■ **YOUR INSTRUCTIONS**: Count the lines below that contain the word "αγώνα", and reply with only that number.

(Dataset items)
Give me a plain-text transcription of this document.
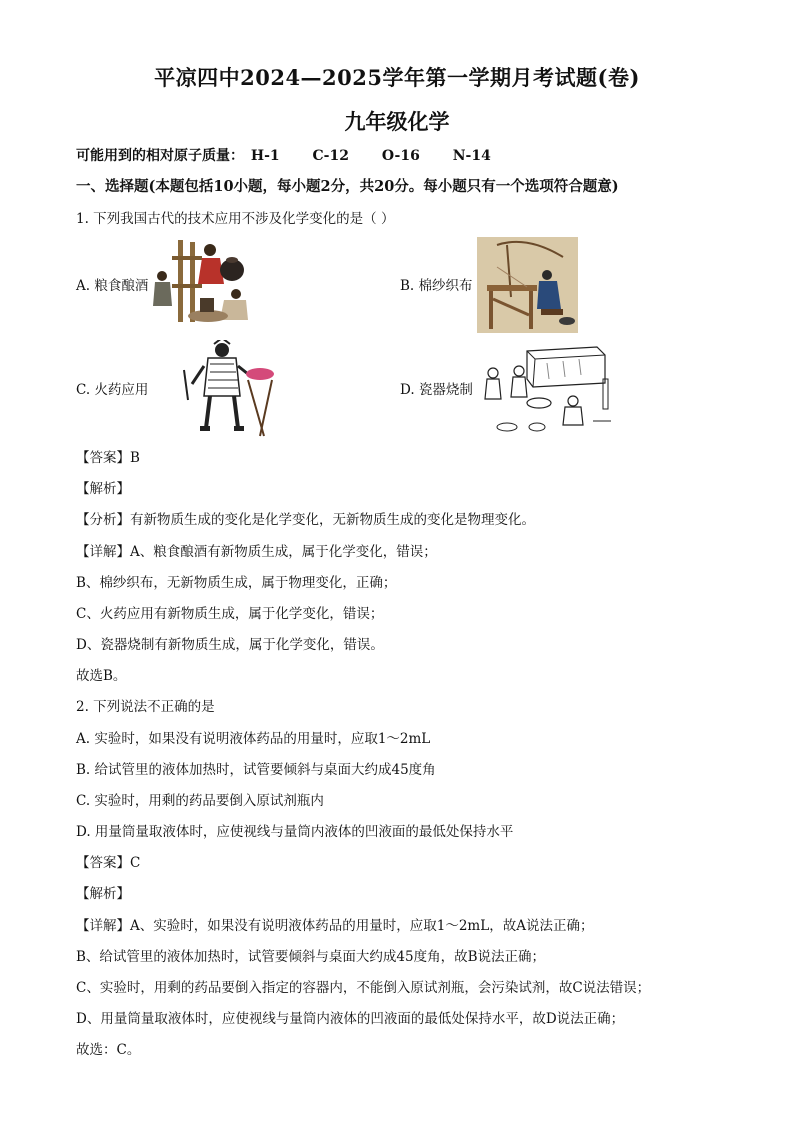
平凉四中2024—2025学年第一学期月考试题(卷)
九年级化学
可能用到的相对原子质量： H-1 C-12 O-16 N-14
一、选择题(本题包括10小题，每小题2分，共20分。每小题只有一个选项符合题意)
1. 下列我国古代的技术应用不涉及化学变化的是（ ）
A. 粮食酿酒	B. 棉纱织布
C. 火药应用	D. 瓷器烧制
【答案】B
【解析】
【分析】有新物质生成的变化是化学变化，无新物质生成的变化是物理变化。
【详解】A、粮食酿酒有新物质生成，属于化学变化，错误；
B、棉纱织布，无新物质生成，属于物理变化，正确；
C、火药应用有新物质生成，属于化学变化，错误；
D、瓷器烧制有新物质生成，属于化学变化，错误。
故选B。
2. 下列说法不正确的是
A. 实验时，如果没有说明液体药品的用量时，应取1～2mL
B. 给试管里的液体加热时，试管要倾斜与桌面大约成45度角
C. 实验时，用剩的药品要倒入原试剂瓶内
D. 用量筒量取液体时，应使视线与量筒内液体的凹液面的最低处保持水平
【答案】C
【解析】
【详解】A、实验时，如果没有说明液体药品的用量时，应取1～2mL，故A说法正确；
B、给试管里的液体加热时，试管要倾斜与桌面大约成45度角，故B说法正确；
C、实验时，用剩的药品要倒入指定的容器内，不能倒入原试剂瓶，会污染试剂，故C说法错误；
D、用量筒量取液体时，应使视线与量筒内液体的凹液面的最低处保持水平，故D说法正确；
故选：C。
---
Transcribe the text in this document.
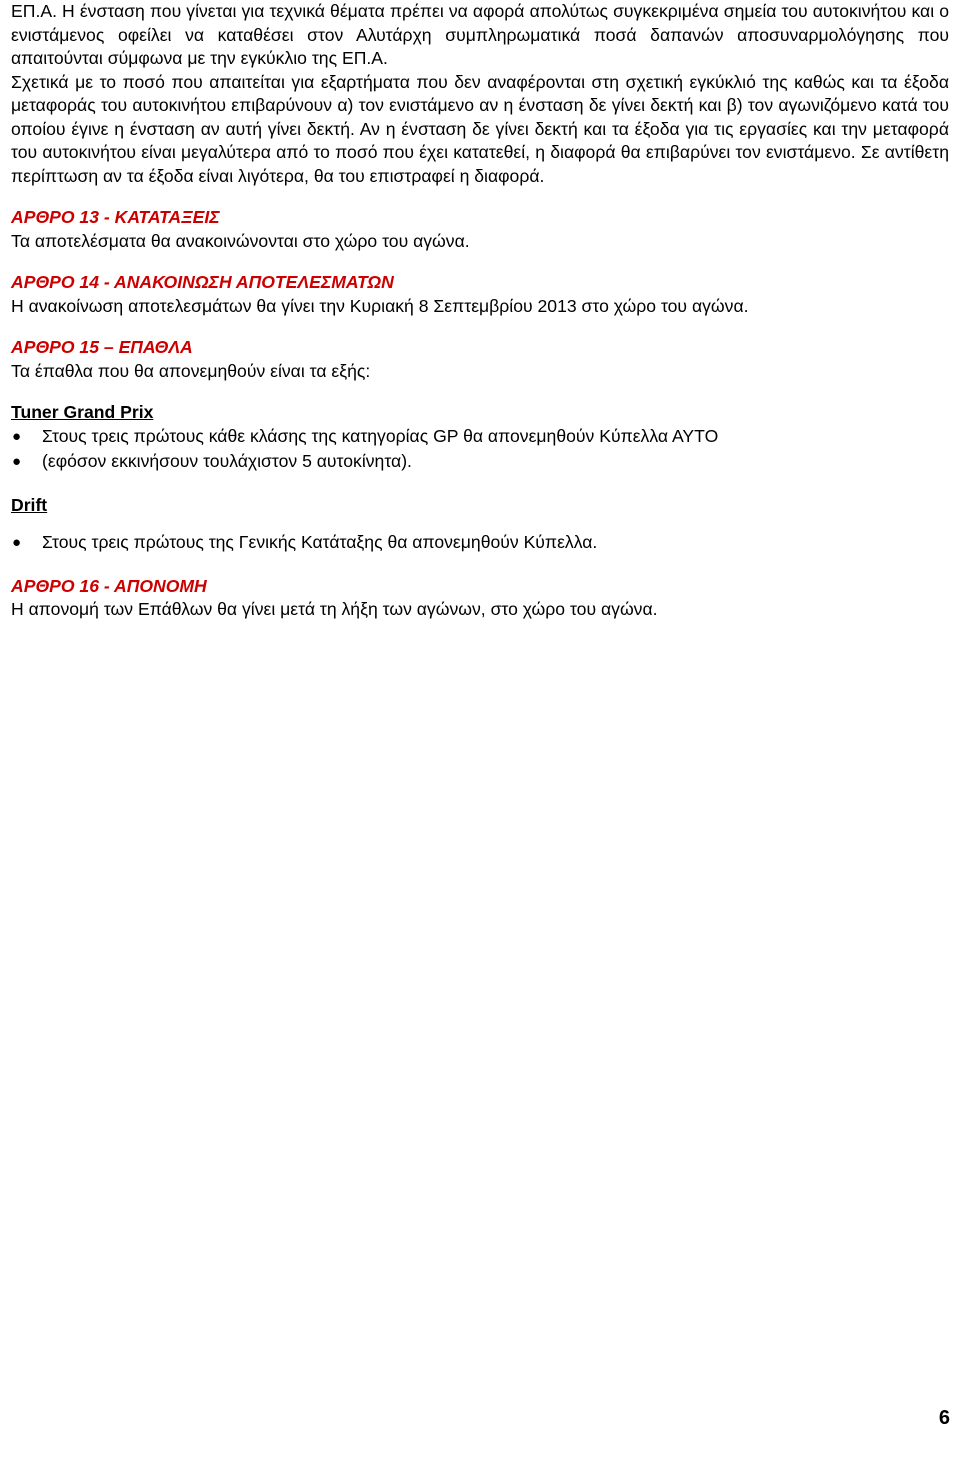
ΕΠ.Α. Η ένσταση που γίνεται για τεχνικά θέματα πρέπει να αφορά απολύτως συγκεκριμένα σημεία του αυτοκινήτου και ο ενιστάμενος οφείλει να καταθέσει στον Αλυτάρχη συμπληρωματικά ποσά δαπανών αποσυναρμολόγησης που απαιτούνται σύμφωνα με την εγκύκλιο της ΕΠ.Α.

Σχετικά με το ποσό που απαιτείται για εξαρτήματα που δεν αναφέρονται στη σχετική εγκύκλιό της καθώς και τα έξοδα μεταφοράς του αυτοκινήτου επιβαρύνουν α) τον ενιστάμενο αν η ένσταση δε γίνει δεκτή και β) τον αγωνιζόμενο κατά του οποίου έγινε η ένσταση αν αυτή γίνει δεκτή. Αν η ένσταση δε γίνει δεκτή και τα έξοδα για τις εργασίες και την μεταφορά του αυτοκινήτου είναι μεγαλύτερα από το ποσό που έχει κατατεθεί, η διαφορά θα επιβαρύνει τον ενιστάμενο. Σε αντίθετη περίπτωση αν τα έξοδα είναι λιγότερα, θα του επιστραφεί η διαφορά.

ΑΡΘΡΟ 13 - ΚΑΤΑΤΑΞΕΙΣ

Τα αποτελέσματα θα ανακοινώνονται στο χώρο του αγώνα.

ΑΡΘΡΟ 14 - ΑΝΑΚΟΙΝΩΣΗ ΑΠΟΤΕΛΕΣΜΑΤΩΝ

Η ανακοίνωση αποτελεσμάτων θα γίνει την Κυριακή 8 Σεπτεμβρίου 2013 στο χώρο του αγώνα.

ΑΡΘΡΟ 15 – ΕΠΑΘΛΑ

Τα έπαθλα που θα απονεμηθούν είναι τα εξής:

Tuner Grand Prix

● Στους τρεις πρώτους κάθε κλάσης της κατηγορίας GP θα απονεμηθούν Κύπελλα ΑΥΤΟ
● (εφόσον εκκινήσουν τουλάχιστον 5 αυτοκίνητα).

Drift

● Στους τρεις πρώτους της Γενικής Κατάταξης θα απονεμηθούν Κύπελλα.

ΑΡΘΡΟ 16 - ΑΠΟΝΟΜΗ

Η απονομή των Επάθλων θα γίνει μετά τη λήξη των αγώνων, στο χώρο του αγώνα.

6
--
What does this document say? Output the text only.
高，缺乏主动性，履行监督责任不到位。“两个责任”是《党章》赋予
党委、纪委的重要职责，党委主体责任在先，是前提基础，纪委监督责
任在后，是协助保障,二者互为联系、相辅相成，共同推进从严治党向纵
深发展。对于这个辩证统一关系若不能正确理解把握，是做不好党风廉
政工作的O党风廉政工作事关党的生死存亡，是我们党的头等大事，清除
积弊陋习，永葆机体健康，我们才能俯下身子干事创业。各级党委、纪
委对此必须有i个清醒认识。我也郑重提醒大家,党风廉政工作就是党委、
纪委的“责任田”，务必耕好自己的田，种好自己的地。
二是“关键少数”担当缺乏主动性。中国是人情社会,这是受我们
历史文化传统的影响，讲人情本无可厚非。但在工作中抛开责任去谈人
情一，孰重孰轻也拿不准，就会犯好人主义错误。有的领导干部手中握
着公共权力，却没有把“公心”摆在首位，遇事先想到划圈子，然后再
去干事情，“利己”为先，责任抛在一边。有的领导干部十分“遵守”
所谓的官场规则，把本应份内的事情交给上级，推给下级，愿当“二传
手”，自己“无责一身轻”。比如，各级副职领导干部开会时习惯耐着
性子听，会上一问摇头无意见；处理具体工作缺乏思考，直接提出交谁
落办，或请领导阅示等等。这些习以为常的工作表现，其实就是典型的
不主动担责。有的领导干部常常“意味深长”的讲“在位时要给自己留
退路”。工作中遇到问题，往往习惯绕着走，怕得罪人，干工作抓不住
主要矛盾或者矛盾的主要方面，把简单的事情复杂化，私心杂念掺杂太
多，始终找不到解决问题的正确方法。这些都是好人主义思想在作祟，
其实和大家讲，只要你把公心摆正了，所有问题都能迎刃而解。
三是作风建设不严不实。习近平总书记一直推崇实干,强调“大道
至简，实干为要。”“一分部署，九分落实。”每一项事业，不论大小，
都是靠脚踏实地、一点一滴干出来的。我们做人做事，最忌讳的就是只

■ **CORRECT RESULT**: 3